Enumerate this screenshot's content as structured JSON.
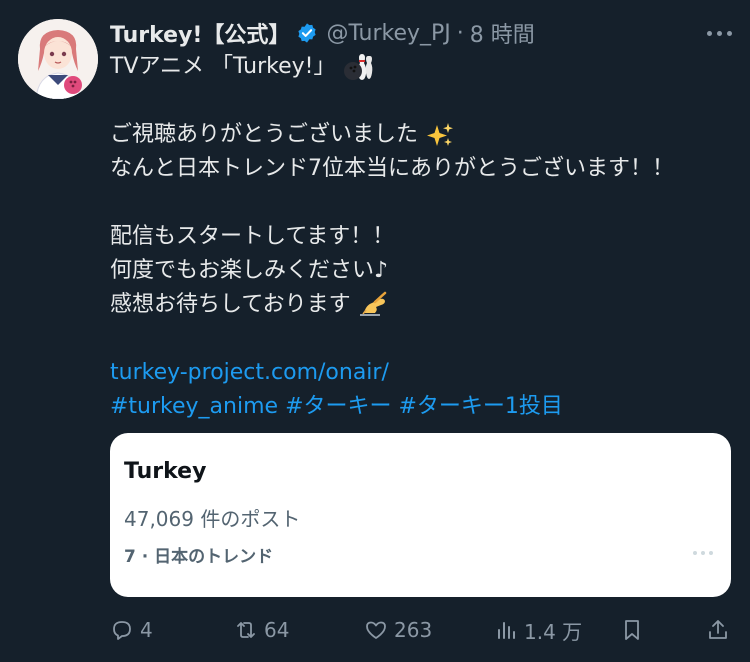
{
  "author": {
    "name": "Turkey!【公式】",
    "handle": "@Turkey_PJ",
    "separator": "·",
    "time": "8 時間"
  },
  "tweet": {
    "line1": "TVアニメ 「Turkey!」",
    "line3": "ご視聴ありがとうございました",
    "line4": "なんと日本トレンド7位本当にありがとうございます！！",
    "line6": "配信もスタートしてます！！",
    "line7": "何度でもお楽しみください♪",
    "line8": "感想お待ちしております",
    "link": "turkey-project.com/onair/",
    "hashtag1": "#turkey_anime",
    "hashtag2": "#ターキー",
    "hashtag3": "#ターキー1投目"
  },
  "card": {
    "title": "Turkey",
    "count": "47,069 件のポスト",
    "rank": "7 · 日本のトレンド"
  },
  "actions": {
    "replies": "4",
    "retweets": "64",
    "likes": "263",
    "views": "1.4 万"
  },
  "colors": {
    "background": "#15202b",
    "link": "#1d9bf0",
    "verified": "#1d9bf0",
    "muted": "#8b98a5"
  },
  "icons": [
    "verified-icon",
    "more-icon",
    "bowling-emoji",
    "sparkles-emoji",
    "writing-hand-emoji",
    "reply-icon",
    "retweet-icon",
    "like-icon",
    "views-icon",
    "bookmark-icon",
    "share-icon"
  ]
}
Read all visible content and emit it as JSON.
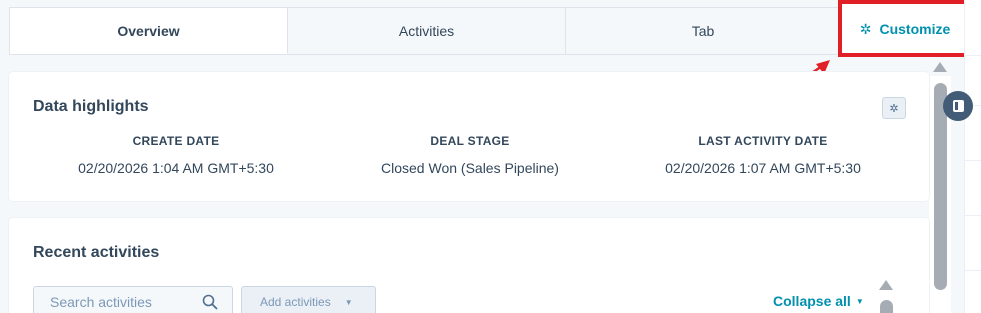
{
  "tabs": [
    {
      "label": "Overview",
      "active": true
    },
    {
      "label": "Activities",
      "active": false
    },
    {
      "label": "Tab",
      "active": false
    }
  ],
  "customize": {
    "label": "Customize",
    "icon": "gear-icon",
    "highlight_color": "#e01f26"
  },
  "data_highlights": {
    "title": "Data highlights",
    "columns": [
      {
        "label": "CREATE DATE",
        "value": "02/20/2026 1:04 AM GMT+5:30"
      },
      {
        "label": "DEAL STAGE",
        "value": "Closed Won (Sales Pipeline)"
      },
      {
        "label": "LAST ACTIVITY DATE",
        "value": "02/20/2026 1:07 AM GMT+5:30"
      }
    ]
  },
  "recent_activities": {
    "title": "Recent activities",
    "search_placeholder": "Search activities",
    "add_label": "Add activities",
    "collapse_label": "Collapse all"
  },
  "colors": {
    "accent": "#0091ae",
    "text": "#33475b",
    "annotation": "#e01f26"
  }
}
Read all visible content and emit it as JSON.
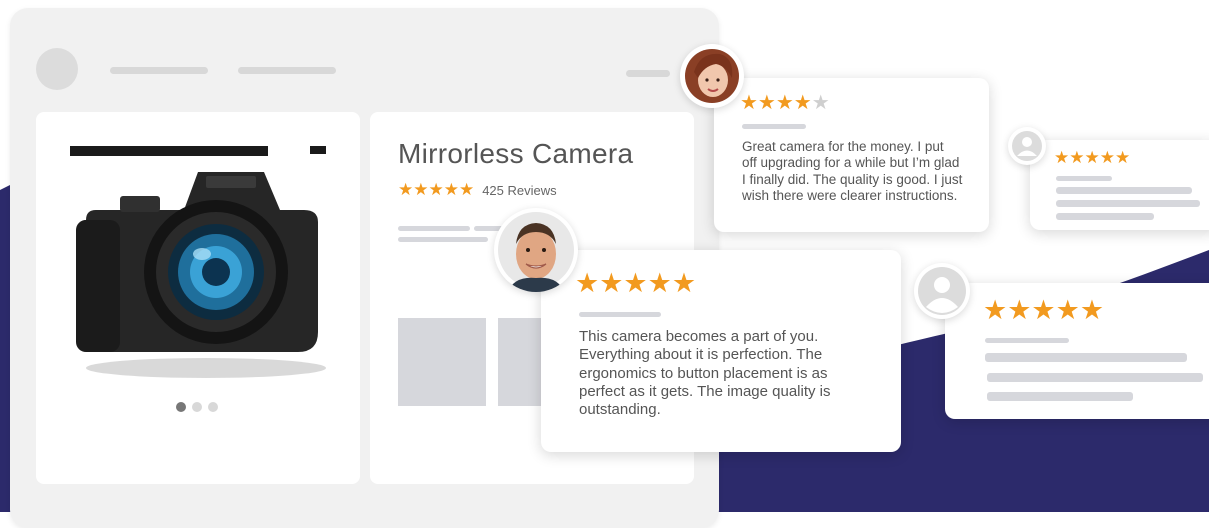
{
  "colors": {
    "navy": "#2c2a6b",
    "star": "#f29a1f",
    "window": "#f1f1f1",
    "placeholder": "#d6d7dc"
  },
  "product": {
    "title": "Mirrorless Camera",
    "rating_stars": "★★★★★",
    "reviews_count": "425 Reviews",
    "image_icon": "camera-icon",
    "carousel": {
      "count": 3,
      "active": 0
    }
  },
  "reviews": [
    {
      "stars": "★★★★",
      "empty_stars": "★",
      "rating": 4,
      "avatar": "woman-photo",
      "lines": [
        "Great camera for the money. I put",
        "off upgrading for a while but I’m glad",
        "I finally did. The quality is good. I just",
        "wish there were clearer instructions."
      ]
    },
    {
      "stars": "★★★★★",
      "rating": 5,
      "avatar": "user-icon"
    },
    {
      "stars": "★★★★★",
      "rating": 5,
      "avatar": "man-photo",
      "lines": [
        "This camera becomes a part of you.",
        "Everything about it is perfection. The",
        "ergonomics to button placement is as",
        "perfect as it gets.  The image quality is",
        "outstanding."
      ]
    },
    {
      "stars": "★★★★★",
      "rating": 5,
      "avatar": "user-icon"
    }
  ]
}
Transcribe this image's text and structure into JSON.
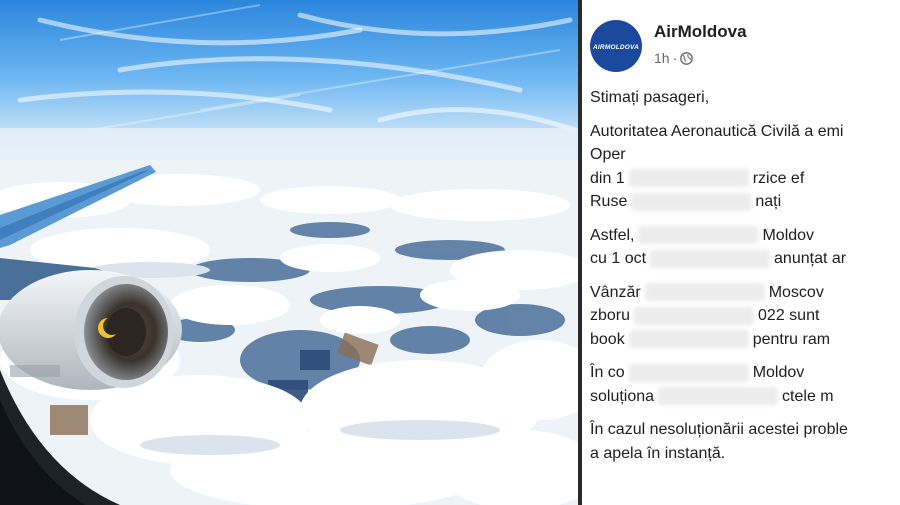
{
  "post": {
    "page_name": "AirMoldova",
    "avatar_text": "AIRMOLDOVA",
    "time": "1h",
    "separator": "·",
    "globe_icon": "globe-icon",
    "paragraphs": [
      {
        "lines": [
          {
            "text": "Stimați pasageri,"
          }
        ]
      },
      {
        "lines": [
          {
            "text": "Autoritatea Aeronautică Civilă a emi",
            "blurred_part": ""
          },
          {
            "text": "Oper",
            "blurred_part": ""
          },
          {
            "text": "din 1",
            "tail": "rzice ef"
          },
          {
            "text": "Ruse",
            "tail": "nați"
          }
        ]
      },
      {
        "lines": [
          {
            "text": "Astfel,",
            "tail": "Moldov"
          },
          {
            "text": "cu 1 oct",
            "tail": "anunțat ar"
          }
        ]
      },
      {
        "lines": [
          {
            "text": "Vânzăr",
            "tail": "Moscov"
          },
          {
            "text": "zboru",
            "tail": "022 sunt"
          },
          {
            "text": "book",
            "tail": "pentru ram"
          }
        ]
      },
      {
        "lines": [
          {
            "text": "În co",
            "tail": "Moldov"
          },
          {
            "text": "soluționa",
            "tail": "ctele m"
          }
        ]
      },
      {
        "lines": [
          {
            "text": "În cazul nesoluționării acestei proble"
          },
          {
            "text": "a apela în instanță."
          }
        ]
      }
    ]
  },
  "photo": {
    "engine_logo": "moon-icon"
  }
}
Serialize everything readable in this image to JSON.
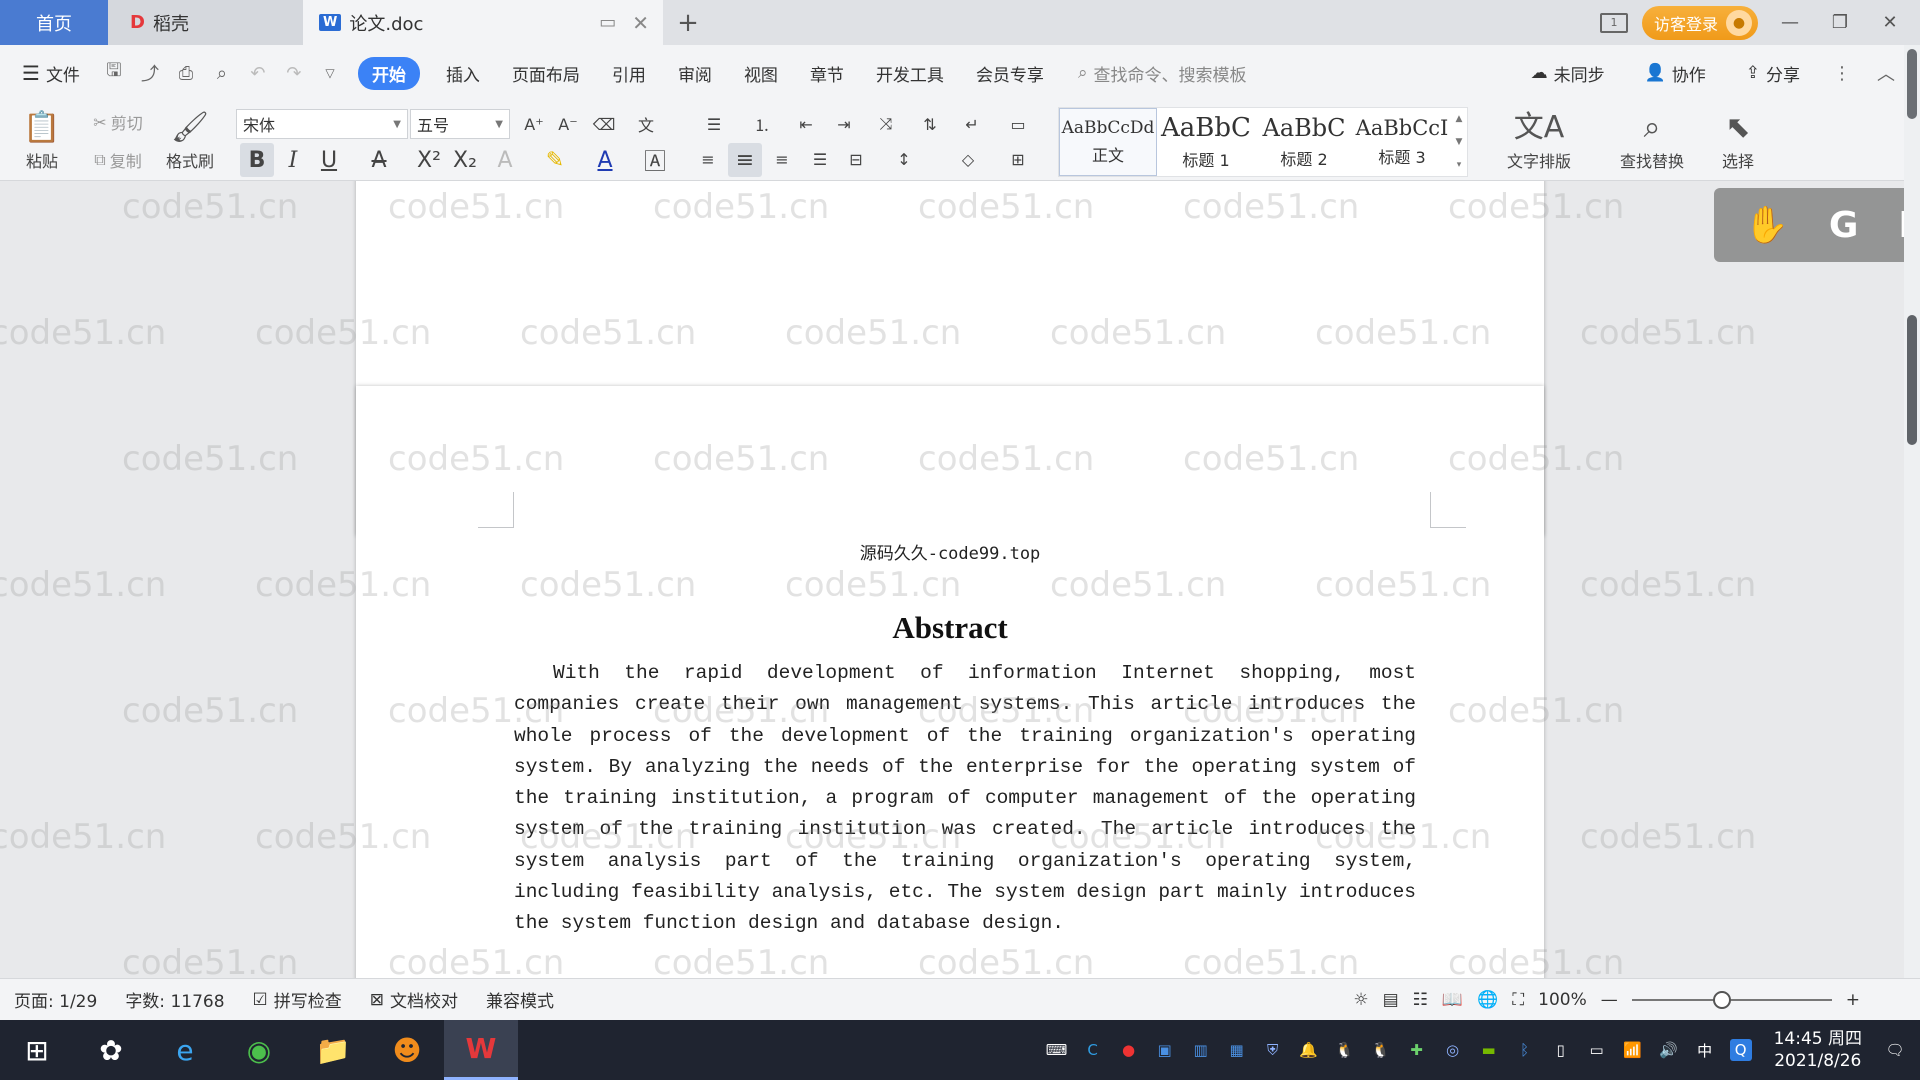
{
  "tabs": {
    "home": "首页",
    "daoke": "稻壳",
    "doc": "论文.doc",
    "new_tab": "+"
  },
  "titlebar": {
    "login": "访客登录"
  },
  "menu": {
    "file": "文件",
    "items": [
      "开始",
      "插入",
      "页面布局",
      "引用",
      "审阅",
      "视图",
      "章节",
      "开发工具",
      "会员专享"
    ],
    "active_index": 0,
    "search_placeholder": "查找命令、搜索模板",
    "sync": "未同步",
    "collab": "协作",
    "share": "分享"
  },
  "ribbon": {
    "paste": "粘贴",
    "cut": "剪切",
    "copy": "复制",
    "format_painter": "格式刷",
    "font_name": "宋体",
    "font_size": "五号",
    "styles": [
      {
        "sample": "AaBbCcDd",
        "name": "正文"
      },
      {
        "sample": "AaBbC",
        "name": "标题 1"
      },
      {
        "sample": "AaBbC",
        "name": "标题 2"
      },
      {
        "sample": "AaBbCcI",
        "name": "标题 3"
      }
    ],
    "text_layout": "文字排版",
    "find_replace": "查找替换",
    "select": "选择"
  },
  "document": {
    "header": "源码久久-code99.top",
    "title": "Abstract",
    "body": "With the rapid development of information Internet shopping, most companies create their own management systems. This article introduces the whole process of the development of the training organization's operating system. By analyzing the needs of the enterprise for the operating system of the training institution, a program of computer management of the operating system of the training institution was created. The article introduces the system analysis part of the training organization's operating system, including feasibility analysis, etc. The system design part mainly introduces the system function design and database design."
  },
  "watermark": "code51.cn",
  "float_toolbar": {
    "g": "G",
    "f": "F"
  },
  "status": {
    "page": "页面: 1/29",
    "words": "字数: 11768",
    "spell": "拼写检查",
    "proof": "文档校对",
    "compat": "兼容模式",
    "zoom": "100%",
    "zoom_level": 0.45
  },
  "taskbar": {
    "time": "14:45 周四",
    "date": "2021/8/26",
    "ime": "中"
  }
}
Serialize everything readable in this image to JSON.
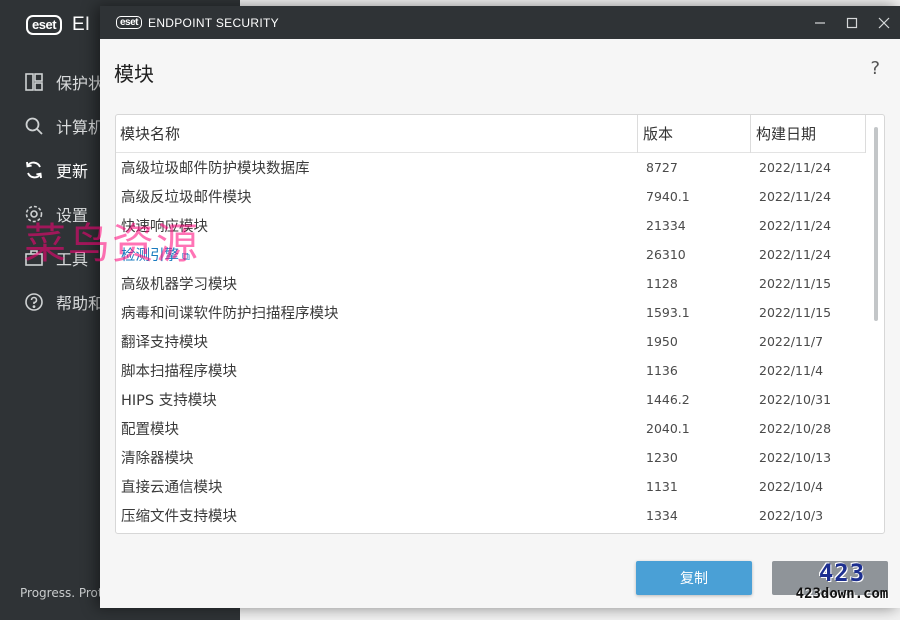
{
  "background": {
    "logo_badge": "eset",
    "logo_text": "EI",
    "nav": [
      {
        "label": "保护状",
        "icon": "dashboard-icon"
      },
      {
        "label": "计算机",
        "icon": "search-icon"
      },
      {
        "label": "更新",
        "icon": "refresh-icon",
        "active": true
      },
      {
        "label": "设置",
        "icon": "gear-icon"
      },
      {
        "label": "工具",
        "icon": "briefcase-icon"
      },
      {
        "label": "帮助和",
        "icon": "help-circle-icon"
      }
    ],
    "footer": "Progress. Prot"
  },
  "dialog": {
    "title_badge": "eset",
    "title": "ENDPOINT SECURITY",
    "heading": "模块",
    "help": "?",
    "columns": [
      "模块名称",
      "版本",
      "构建日期"
    ],
    "rows": [
      {
        "name": "高级垃圾邮件防护模块数据库",
        "version": "8727",
        "date": "2022/11/24"
      },
      {
        "name": "高级反垃圾邮件模块",
        "version": "7940.1",
        "date": "2022/11/24"
      },
      {
        "name": "快速响应模块",
        "version": "21334",
        "date": "2022/11/24"
      },
      {
        "name": "检测引擎",
        "version": "26310",
        "date": "2022/11/24",
        "link": true
      },
      {
        "name": "高级机器学习模块",
        "version": "1128",
        "date": "2022/11/15"
      },
      {
        "name": "病毒和间谍软件防护扫描程序模块",
        "version": "1593.1",
        "date": "2022/11/15"
      },
      {
        "name": "翻译支持模块",
        "version": "1950",
        "date": "2022/11/7"
      },
      {
        "name": "脚本扫描程序模块",
        "version": "1136",
        "date": "2022/11/4"
      },
      {
        "name": "HIPS 支持模块",
        "version": "1446.2",
        "date": "2022/10/31"
      },
      {
        "name": "配置模块",
        "version": "2040.1",
        "date": "2022/10/28"
      },
      {
        "name": "清除器模块",
        "version": "1230",
        "date": "2022/10/13"
      },
      {
        "name": "直接云通信模块",
        "version": "1131",
        "date": "2022/10/4"
      },
      {
        "name": "压缩文件支持模块",
        "version": "1334",
        "date": "2022/10/3"
      }
    ],
    "copy_button": "复制",
    "close_button": ""
  },
  "watermarks": {
    "cn": "菜鸟资源",
    "site_big": "423",
    "site_small": "423down.com"
  },
  "colors": {
    "accent": "#4aa0d6",
    "link": "#1a7bbf",
    "dark_chrome": "#2f3336"
  }
}
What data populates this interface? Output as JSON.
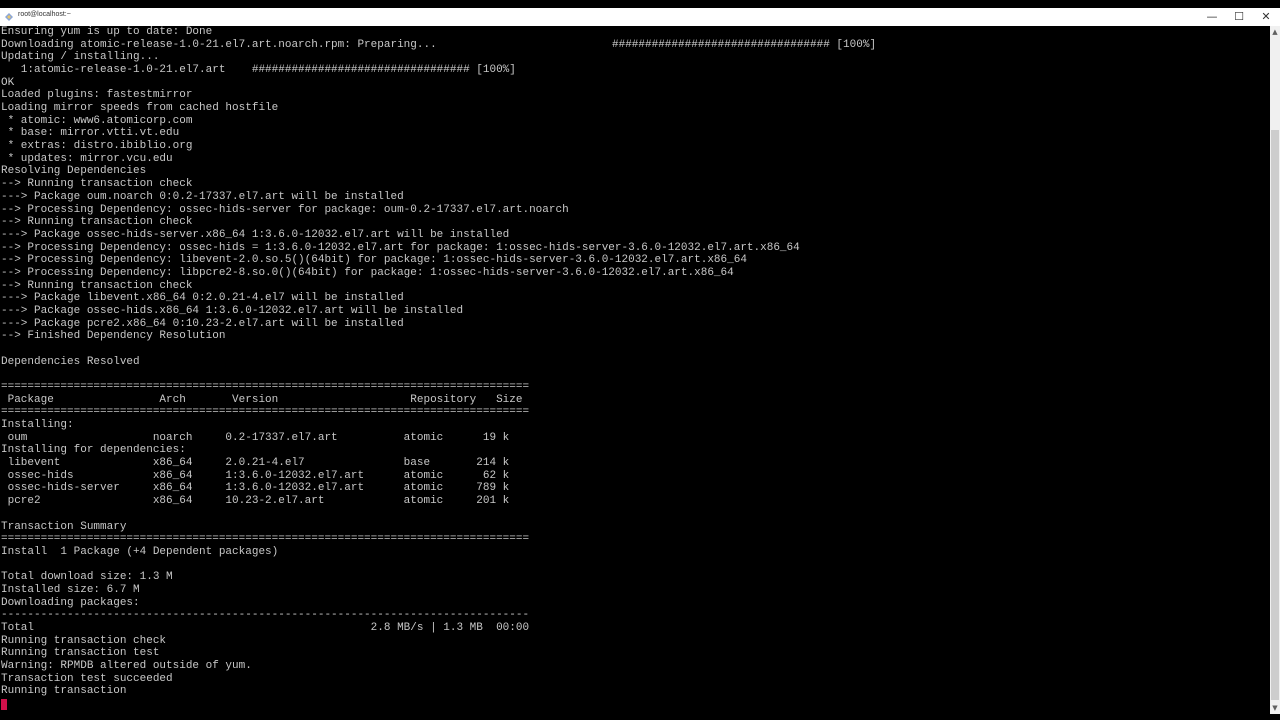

***

For this exercise, gather every line of the data that contains the word "JSON".

_Written answer_
Enumerate this screenshot's content as structured JSON.
Read all visible content and emit it as JSON.
Read all visible content and emit it as JSON.
Transcribe this image's text and structure into JSON.
Serialize everything readable in this image to JSON.
Serialize everything readable in this image to JSON.
What data populates this interface? Output as JSON.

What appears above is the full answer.